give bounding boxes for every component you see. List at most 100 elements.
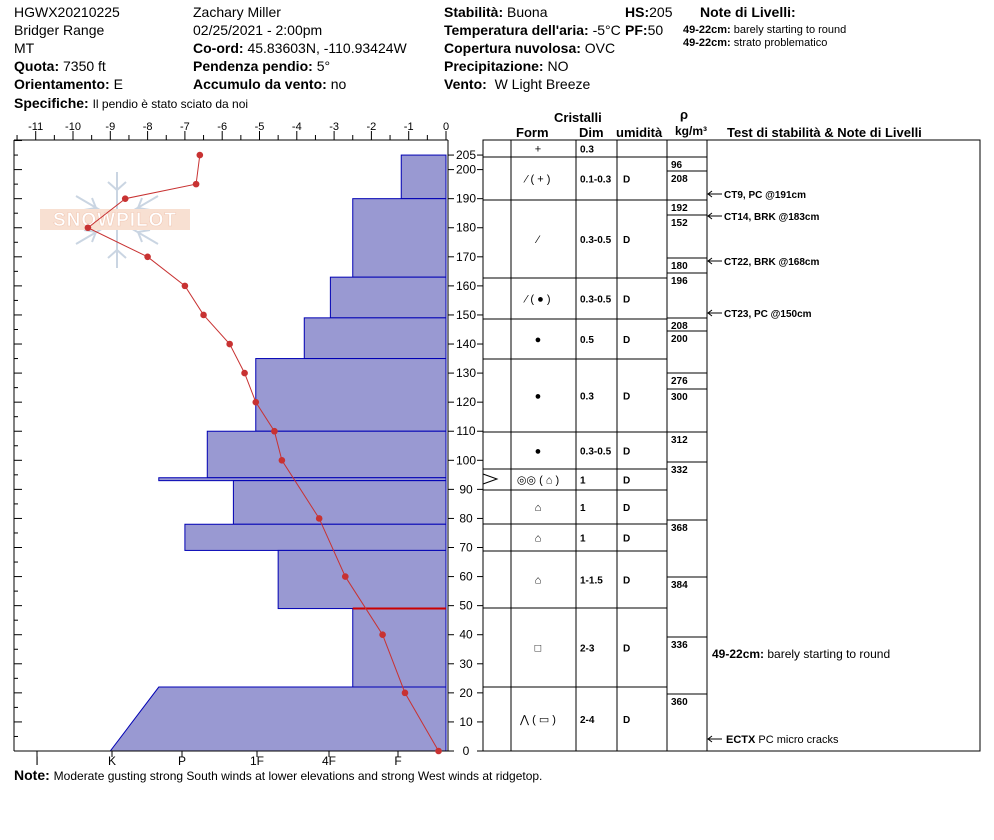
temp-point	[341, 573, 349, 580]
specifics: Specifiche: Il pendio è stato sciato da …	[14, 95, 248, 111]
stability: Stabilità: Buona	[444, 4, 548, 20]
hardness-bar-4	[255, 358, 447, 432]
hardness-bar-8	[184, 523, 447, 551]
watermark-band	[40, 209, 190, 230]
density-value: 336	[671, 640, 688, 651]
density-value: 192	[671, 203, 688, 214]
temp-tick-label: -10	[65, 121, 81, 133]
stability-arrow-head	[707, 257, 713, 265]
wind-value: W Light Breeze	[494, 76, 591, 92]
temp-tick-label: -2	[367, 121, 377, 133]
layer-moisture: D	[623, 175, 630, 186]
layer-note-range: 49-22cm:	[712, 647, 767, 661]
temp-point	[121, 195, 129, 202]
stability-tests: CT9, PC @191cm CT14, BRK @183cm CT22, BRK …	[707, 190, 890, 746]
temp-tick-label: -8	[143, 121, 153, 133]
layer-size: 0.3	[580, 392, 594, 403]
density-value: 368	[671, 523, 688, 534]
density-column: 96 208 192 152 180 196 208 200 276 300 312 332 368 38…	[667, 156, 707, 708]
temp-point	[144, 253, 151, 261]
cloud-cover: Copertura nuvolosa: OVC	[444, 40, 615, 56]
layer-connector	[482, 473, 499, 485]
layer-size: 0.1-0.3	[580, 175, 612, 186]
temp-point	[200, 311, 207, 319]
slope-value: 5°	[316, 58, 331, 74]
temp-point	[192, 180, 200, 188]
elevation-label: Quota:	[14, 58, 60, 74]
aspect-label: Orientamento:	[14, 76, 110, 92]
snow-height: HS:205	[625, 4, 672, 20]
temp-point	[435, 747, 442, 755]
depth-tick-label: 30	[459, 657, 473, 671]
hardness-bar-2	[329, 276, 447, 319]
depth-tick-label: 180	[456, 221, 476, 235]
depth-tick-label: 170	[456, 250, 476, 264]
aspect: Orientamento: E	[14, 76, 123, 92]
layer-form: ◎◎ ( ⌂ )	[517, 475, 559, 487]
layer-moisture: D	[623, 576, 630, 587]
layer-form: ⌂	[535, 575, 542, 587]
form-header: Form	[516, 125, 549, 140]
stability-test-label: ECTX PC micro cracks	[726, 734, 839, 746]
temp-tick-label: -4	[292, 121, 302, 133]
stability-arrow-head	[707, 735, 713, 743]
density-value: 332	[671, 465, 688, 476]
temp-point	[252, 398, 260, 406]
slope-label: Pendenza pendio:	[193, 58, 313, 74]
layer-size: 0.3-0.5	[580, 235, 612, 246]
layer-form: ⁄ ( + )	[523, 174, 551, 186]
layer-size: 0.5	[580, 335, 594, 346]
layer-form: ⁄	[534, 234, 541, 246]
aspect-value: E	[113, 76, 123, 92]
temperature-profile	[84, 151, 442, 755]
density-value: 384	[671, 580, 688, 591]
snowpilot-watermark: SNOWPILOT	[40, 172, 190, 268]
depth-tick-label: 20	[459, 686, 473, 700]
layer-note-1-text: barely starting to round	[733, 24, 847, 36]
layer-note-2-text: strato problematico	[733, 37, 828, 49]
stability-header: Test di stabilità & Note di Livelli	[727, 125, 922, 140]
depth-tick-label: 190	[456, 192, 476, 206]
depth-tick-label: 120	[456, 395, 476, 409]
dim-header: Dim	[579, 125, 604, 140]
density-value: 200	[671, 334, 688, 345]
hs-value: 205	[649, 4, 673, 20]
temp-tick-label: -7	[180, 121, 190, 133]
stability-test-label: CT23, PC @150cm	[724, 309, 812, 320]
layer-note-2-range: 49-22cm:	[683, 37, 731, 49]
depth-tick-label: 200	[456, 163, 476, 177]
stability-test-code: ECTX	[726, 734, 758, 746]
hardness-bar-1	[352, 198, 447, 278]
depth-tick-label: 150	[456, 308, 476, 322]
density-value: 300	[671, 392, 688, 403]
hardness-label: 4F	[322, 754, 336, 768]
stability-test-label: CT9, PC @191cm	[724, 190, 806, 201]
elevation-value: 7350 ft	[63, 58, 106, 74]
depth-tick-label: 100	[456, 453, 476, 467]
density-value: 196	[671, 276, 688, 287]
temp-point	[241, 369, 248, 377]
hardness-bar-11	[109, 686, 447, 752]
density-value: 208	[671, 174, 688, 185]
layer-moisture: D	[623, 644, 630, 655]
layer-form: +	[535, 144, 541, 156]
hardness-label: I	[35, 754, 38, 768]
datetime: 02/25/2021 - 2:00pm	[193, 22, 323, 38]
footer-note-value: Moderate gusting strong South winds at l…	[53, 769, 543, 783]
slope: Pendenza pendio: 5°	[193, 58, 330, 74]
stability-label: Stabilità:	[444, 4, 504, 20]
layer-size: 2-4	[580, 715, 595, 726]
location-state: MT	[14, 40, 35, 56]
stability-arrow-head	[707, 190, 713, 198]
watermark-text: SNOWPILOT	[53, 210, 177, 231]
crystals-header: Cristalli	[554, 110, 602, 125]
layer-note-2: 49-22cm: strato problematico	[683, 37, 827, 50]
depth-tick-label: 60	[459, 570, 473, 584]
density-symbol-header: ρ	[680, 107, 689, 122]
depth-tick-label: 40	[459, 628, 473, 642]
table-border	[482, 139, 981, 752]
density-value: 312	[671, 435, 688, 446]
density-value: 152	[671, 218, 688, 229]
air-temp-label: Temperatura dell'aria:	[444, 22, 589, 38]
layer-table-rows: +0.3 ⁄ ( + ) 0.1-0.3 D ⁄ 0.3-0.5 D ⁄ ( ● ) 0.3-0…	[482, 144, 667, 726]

==

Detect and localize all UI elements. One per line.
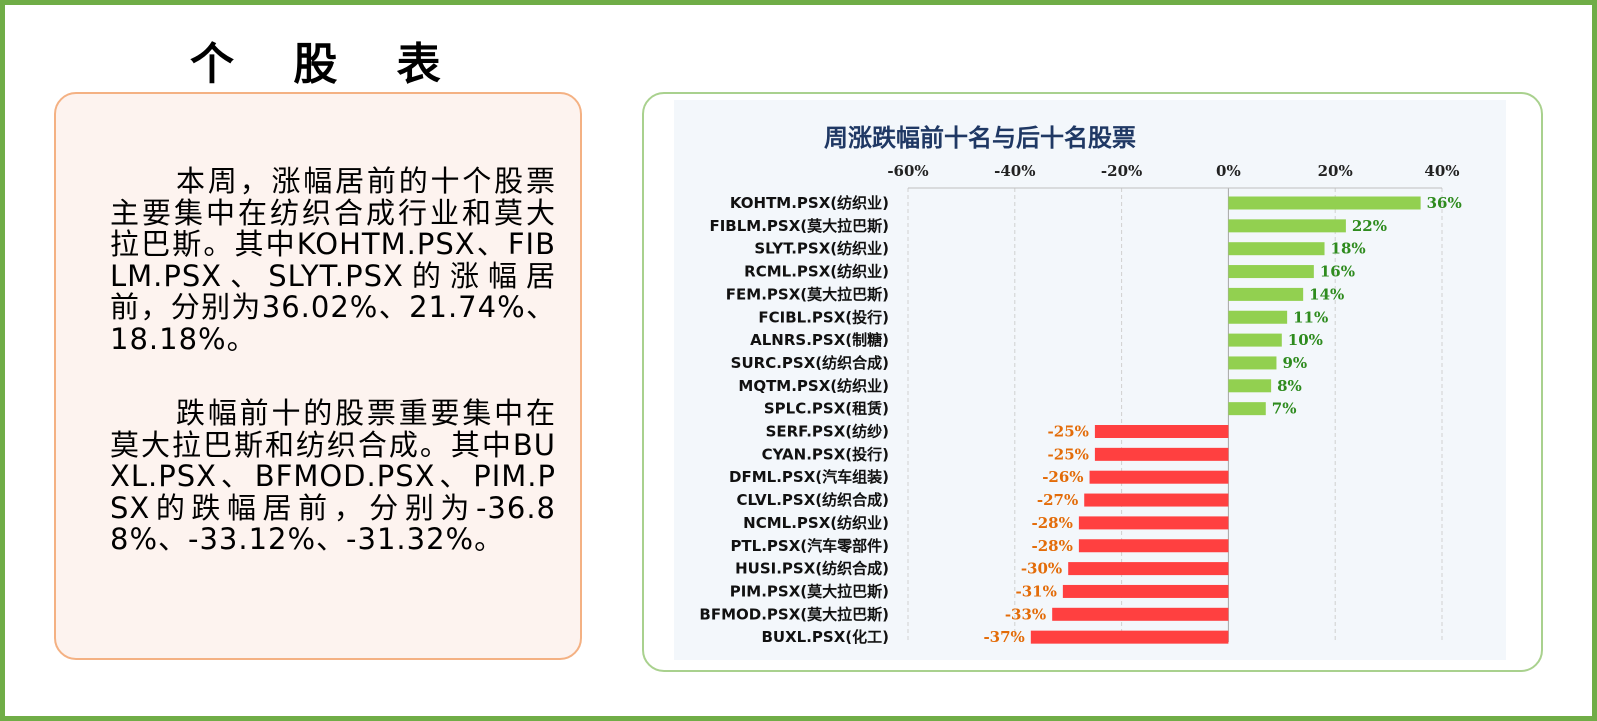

(Task requirements) From the listing above, copy each line that contains the string "form".

(Task answer)
layer-form: ◎◎ ( ⌂ )	[517, 475, 559, 487]
layer-form: ⌂	[535, 575, 542, 587]
form-header: Form	[516, 125, 549, 140]
layer-form: ⁄ ( + )	[523, 174, 551, 186]
layer-form: ⁄	[534, 234, 541, 246]
layer-form: +	[535, 144, 541, 156]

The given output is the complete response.